Provided material —

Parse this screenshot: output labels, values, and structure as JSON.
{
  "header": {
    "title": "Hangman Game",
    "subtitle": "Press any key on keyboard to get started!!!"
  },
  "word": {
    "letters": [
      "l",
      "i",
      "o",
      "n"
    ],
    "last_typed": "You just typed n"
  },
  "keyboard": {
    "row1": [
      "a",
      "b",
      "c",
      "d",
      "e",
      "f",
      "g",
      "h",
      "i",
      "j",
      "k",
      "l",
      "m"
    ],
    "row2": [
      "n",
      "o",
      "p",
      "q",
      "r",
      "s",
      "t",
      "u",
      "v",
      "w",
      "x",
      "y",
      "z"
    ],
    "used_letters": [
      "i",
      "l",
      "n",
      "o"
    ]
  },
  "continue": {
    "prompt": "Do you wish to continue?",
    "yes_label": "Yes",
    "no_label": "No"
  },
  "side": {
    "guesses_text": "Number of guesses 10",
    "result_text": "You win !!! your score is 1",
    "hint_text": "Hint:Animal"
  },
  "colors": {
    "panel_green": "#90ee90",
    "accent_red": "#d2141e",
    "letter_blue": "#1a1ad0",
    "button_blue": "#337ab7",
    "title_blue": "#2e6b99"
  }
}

Stated exercise — From the first line to the last, retype the data exactly.

Answer to the problem —
Parse this screenshot: output labels, values, and structure as JSON.
{
  "header": {
    "title": "Hangman Game",
    "subtitle": "Press any key on keyboard to get started!!!"
  },
  "word": {
    "letters": [
      "l",
      "i",
      "o",
      "n"
    ],
    "last_typed": "You just typed n"
  },
  "keyboard": {
    "row1": [
      "a",
      "b",
      "c",
      "d",
      "e",
      "f",
      "g",
      "h",
      "i",
      "j",
      "k",
      "l",
      "m"
    ],
    "row2": [
      "n",
      "o",
      "p",
      "q",
      "r",
      "s",
      "t",
      "u",
      "v",
      "w",
      "x",
      "y",
      "z"
    ],
    "used_letters": [
      "i",
      "l",
      "n",
      "o"
    ]
  },
  "continue": {
    "prompt": "Do you wish to continue?",
    "yes_label": "Yes",
    "no_label": "No"
  },
  "side": {
    "guesses_text": "Number of guesses 10",
    "result_text": "You win !!! your score is 1",
    "hint_text": "Hint:Animal"
  },
  "colors": {
    "panel_green": "#90ee90",
    "accent_red": "#d2141e",
    "letter_blue": "#1a1ad0",
    "button_blue": "#337ab7",
    "title_blue": "#2e6b99"
  }
}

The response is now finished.